2016年3月23日 星期三

【提升學生學習動機20 招: 20 Strategies for Motivating Reluctant Learners】

20 Strategies for Motivating Reluctant Learners
http://ww2.kqed.org/mindshift/2016/03/03/20-strategies-for-motivating-reluctant-learners/


Kathy Perez has decades of experience as a classroom educator, with training in special education and teaching English language learners. She also has a dynamic style. Sitting through her workshop presentation was like being a student in her classroom. She presents on how to make the classroom engaging and motivating to all students, even the most reluctant learners, while modeling for her audience exactly how she would do it. The experience is a bit jarring because it’s so different from the lectures that dominate big education conferences, but it’s also refreshing and way more fun.
Perez says when students are engaged, predicting answers, talking with one another and sharing with the class in ways that follow safe routines and practices, they not only achieve more but they also act out less. And everyone, including the teacher, has more fun.
“If we don’t have their attention, what’s the point?” Perez asked an audience at a Learning and the Brain conference on mindsets.

----

### TASKS FOR THIS EXERCISE
[1] Reproduce the passage about motivating reluctant learners word for word, starting at "Perez says when students" and ending at "has more fun.".
[2] According to the passage about motivating reluctant learners, why was sitting through Kathy Perez's workshop presentation a jarring experience?
[3] In the passage about motivating reluctant learners, what two areas is Kathy Perez said to have training in?
Answer from the passage about motivating reluctant learners alone.

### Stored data
----

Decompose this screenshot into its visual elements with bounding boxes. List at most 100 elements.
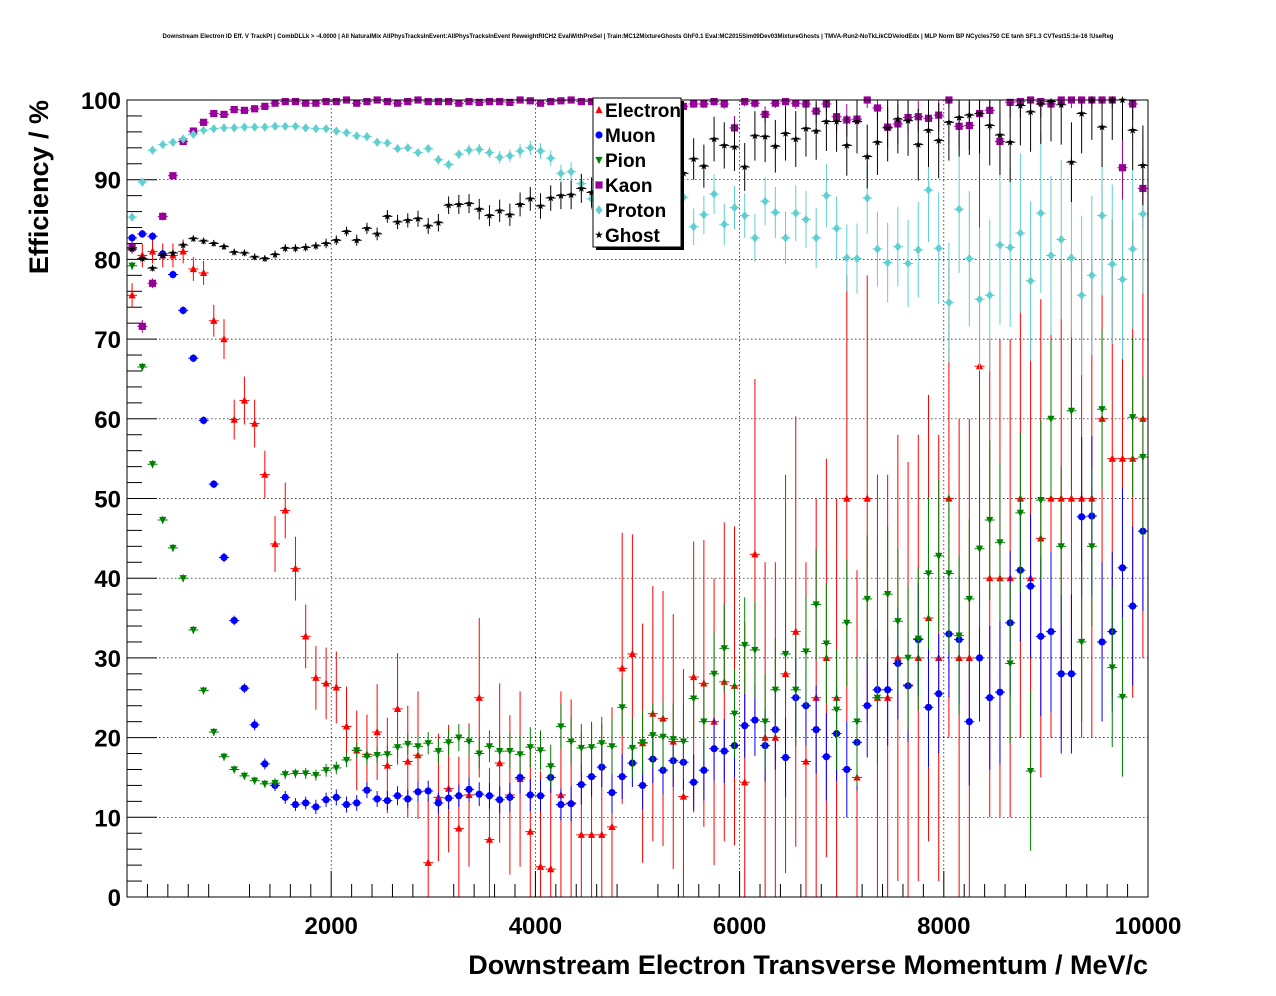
ghost-point	[434, 218, 443, 227]
proton-point	[312, 124, 320, 134]
axis-ticks	[127, 99, 1149, 898]
ghost-point	[260, 254, 269, 262]
data-points	[127, 95, 1148, 897]
proton-point	[302, 123, 310, 133]
proton-point	[240, 122, 249, 132]
pion-point	[291, 770, 300, 778]
pion-point	[547, 763, 555, 771]
pion-point	[884, 591, 892, 599]
proton-point	[128, 212, 136, 222]
kaon-point	[251, 105, 259, 113]
ghost-point	[873, 138, 882, 146]
proton-point	[945, 297, 953, 308]
muon-point	[751, 716, 759, 724]
pion-point	[332, 764, 340, 772]
muon-point	[383, 796, 391, 805]
kaon-point	[302, 99, 310, 107]
proton-point	[424, 144, 432, 154]
muon-point	[169, 270, 177, 279]
pion-point	[832, 706, 841, 714]
muon-point	[485, 792, 494, 800]
pion-point	[792, 686, 800, 694]
electron-point	[1067, 494, 1076, 502]
kaon-point	[690, 100, 698, 108]
proton-point	[220, 123, 228, 133]
kaon-point	[199, 118, 208, 126]
y-tick-label: 80	[94, 247, 121, 274]
kaon-point	[332, 97, 340, 106]
ghost-point	[209, 239, 218, 247]
ghost-point	[720, 141, 729, 149]
electron-point	[342, 722, 351, 730]
pion-point	[383, 751, 391, 759]
pion-point	[445, 739, 453, 747]
ghost-point	[730, 142, 739, 151]
pion-point	[1129, 414, 1137, 422]
electron-point	[148, 247, 157, 255]
muon-point	[567, 800, 575, 808]
proton-point	[199, 125, 208, 135]
pion-point	[496, 748, 504, 756]
pion-point	[843, 619, 851, 627]
ghost-point	[812, 127, 821, 135]
x-axis-title: Downstream Electron Transverse Momentum …	[468, 950, 1148, 980]
ghost-point	[965, 111, 974, 119]
ghost-point	[179, 241, 188, 249]
pion-point	[302, 770, 310, 778]
proton-point	[526, 143, 534, 153]
electron-point	[547, 865, 555, 873]
electron-point	[179, 247, 187, 255]
ghost-point	[710, 135, 718, 143]
kaon-point	[353, 99, 361, 107]
proton-point	[148, 145, 157, 155]
pion-point	[802, 648, 810, 656]
muon-point	[741, 722, 749, 730]
proton-point	[914, 245, 922, 255]
ghost-point	[526, 194, 535, 203]
muon-point	[996, 688, 1004, 696]
ghost-point	[577, 184, 586, 192]
kaon-point	[159, 212, 167, 220]
pion-point	[761, 718, 769, 726]
muon-point	[424, 787, 432, 795]
kaon-point	[363, 97, 371, 106]
muon-point	[700, 766, 708, 774]
proton-point	[822, 191, 830, 201]
pion-point	[924, 570, 933, 578]
pion-point	[710, 670, 718, 678]
muon-point	[608, 788, 616, 797]
proton-point	[832, 223, 841, 233]
kaon-point	[445, 97, 453, 106]
pion-point	[1088, 543, 1096, 551]
pion-point	[1118, 693, 1127, 702]
proton-point	[210, 124, 218, 134]
kaon-point	[271, 99, 279, 107]
x-tick-label: 6000	[713, 913, 766, 940]
pion-point	[1016, 509, 1024, 517]
muon-point	[1067, 670, 1076, 678]
proton-point	[547, 153, 555, 163]
pion-point	[649, 732, 657, 740]
proton-point	[873, 244, 882, 254]
kaon-point	[577, 97, 585, 106]
electron-point	[475, 693, 483, 701]
proton-point	[434, 155, 443, 165]
proton-point	[353, 131, 361, 141]
proton-point	[965, 254, 973, 264]
pion-point	[628, 744, 636, 753]
ghost-point	[863, 152, 872, 160]
kaon-point	[220, 110, 228, 118]
kaon-point	[873, 104, 882, 112]
y-tick-label: 70	[94, 327, 121, 354]
proton-point	[884, 257, 892, 268]
kaon-point	[771, 99, 779, 107]
kaon-point	[587, 97, 596, 106]
muon-point	[986, 694, 994, 702]
proton-point	[383, 138, 391, 148]
kaon-point	[383, 97, 391, 106]
ghost-point	[373, 229, 381, 238]
muon-point	[587, 773, 596, 781]
ghost-point	[424, 221, 433, 230]
ghost-point	[883, 123, 892, 132]
pion-point	[567, 738, 575, 746]
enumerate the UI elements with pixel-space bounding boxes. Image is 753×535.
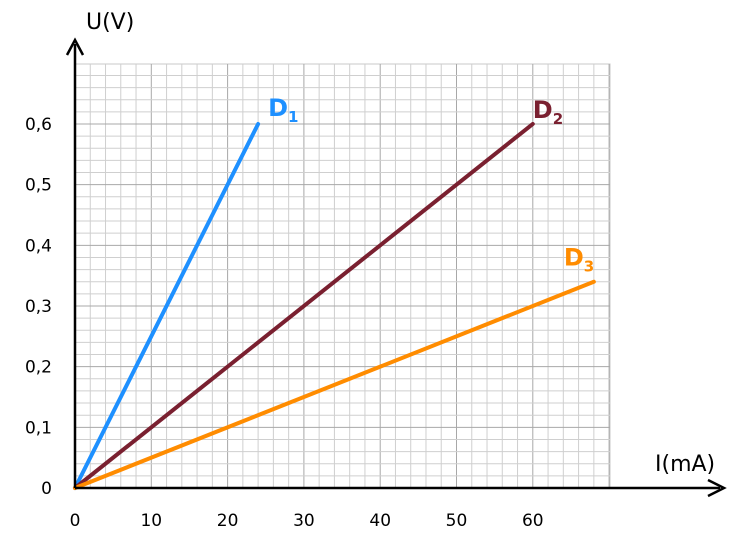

----

### RESPONSES FOR EACH TASK
[1]
Perez says when students are engaged, predicting answers, talking with one another and sharing with the class in ways that follow safe routines and practices, they not only achieve more but they also act out less. And everyone, including the teacher, has more fun.

[2] It was jarring because her presentation was so different from the lectures that dominate big education conferences. She modeled for the audience exactly how she would make a classroom engaging, so sitting through it was like being a student in her classroom.

[3] Special education and teaching English language learners.